# What this task involves:
Please write out the complete listing that follows, exactly as it reads.

Dataset items
* begin *

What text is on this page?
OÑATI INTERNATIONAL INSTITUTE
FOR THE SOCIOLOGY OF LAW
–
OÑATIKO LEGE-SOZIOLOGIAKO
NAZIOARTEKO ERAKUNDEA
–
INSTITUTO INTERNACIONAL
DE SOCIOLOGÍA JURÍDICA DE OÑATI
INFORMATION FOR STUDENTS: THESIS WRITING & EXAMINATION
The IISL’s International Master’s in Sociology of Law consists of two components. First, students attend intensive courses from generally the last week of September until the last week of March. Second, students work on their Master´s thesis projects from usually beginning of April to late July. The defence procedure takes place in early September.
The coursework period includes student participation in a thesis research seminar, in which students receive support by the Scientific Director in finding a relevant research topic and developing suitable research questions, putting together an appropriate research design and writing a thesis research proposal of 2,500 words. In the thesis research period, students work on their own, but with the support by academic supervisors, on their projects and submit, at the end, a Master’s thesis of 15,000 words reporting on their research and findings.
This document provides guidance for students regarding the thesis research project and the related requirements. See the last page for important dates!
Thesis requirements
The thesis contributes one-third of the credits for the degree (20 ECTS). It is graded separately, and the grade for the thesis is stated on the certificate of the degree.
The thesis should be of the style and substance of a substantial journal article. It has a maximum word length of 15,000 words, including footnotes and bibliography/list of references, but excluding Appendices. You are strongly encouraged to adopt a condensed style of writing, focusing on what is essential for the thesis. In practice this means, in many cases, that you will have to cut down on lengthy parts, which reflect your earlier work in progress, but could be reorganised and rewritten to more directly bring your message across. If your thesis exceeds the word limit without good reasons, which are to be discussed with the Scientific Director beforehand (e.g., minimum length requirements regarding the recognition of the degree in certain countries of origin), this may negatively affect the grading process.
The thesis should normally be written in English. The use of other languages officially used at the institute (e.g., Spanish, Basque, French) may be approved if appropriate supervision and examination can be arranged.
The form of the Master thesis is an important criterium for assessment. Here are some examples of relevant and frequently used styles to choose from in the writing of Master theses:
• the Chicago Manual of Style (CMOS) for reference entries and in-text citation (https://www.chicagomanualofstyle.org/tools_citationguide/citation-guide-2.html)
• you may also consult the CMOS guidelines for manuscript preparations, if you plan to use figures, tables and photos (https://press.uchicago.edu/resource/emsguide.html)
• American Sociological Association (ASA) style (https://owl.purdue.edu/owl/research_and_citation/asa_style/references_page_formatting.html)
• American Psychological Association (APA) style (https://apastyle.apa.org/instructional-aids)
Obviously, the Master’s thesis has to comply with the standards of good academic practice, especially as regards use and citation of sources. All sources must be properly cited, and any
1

* end *

# Problem solution:
What text is on this page?
OÑATI INTERNATIONAL INSTITUTE
FOR THE SOCIOLOGY OF LAW
–
OÑATIKO LEGE-SOZIOLOGIAKO
NAZIOARTEKO ERAKUNDEA
–
INSTITUTO INTERNACIONAL
DE SOCIOLOGÍA JURÍDICA DE OÑATI
INFORMATION FOR STUDENTS: THESIS WRITING & EXAMINATION
The IISL’s International Master’s in Sociology of Law consists of two components. First, students attend intensive courses from generally the last week of September until the last week of March. Second, students work on their Master´s thesis projects from usually beginning of April to late July. The defence procedure takes place in early September.
The coursework period includes student participation in a thesis research seminar, in which students receive support by the Scientific Director in finding a relevant research topic and developing suitable research questions, putting together an appropriate research design and writing a thesis research proposal of 2,500 words. In the thesis research period, students work on their own, but with the support by academic supervisors, on their projects and submit, at the end, a Master’s thesis of 15,000 words reporting on their research and findings.
This document provides guidance for students regarding the thesis research project and the related requirements. See the last page for important dates!
Thesis requirements
The thesis contributes one-third of the credits for the degree (20 ECTS). It is graded separately, and the grade for the thesis is stated on the certificate of the degree.
The thesis should be of the style and substance of a substantial journal article. It has a maximum word length of 15,000 words, including footnotes and bibliography/list of references, but excluding Appendices. You are strongly encouraged to adopt a condensed style of writing, focusing on what is essential for the thesis. In practice this means, in many cases, that you will have to cut down on lengthy parts, which reflect your earlier work in progress, but could be reorganised and rewritten to more directly bring your message across. If your thesis exceeds the word limit without good reasons, which are to be discussed with the Scientific Director beforehand (e.g., minimum length requirements regarding the recognition of the degree in certain countries of origin), this may negatively affect the grading process.
The thesis should normally be written in English. The use of other languages officially used at the institute (e.g., Spanish, Basque, French) may be approved if appropriate supervision and examination can be arranged.
The form of the Master thesis is an important criterium for assessment. Here are some examples of relevant and frequently used styles to choose from in the writing of Master theses:
• the Chicago Manual of Style (CMOS) for reference entries and in-text citation (https://www.chicagomanualofstyle.org/tools_citationguide/citation-guide-2.html)
• you may also consult the CMOS guidelines for manuscript preparations, if you plan to use figures, tables and photos (https://press.uchicago.edu/resource/emsguide.html)
• American Sociological Association (ASA) style (https://owl.purdue.edu/owl/research_and_citation/asa_style/references_page_formatting.html)
• American Psychological Association (APA) style (https://apastyle.apa.org/instructional-aids)
Obviously, the Master’s thesis has to comply with the standards of good academic practice, especially as regards use and citation of sources. All sources must be properly cited, and any
1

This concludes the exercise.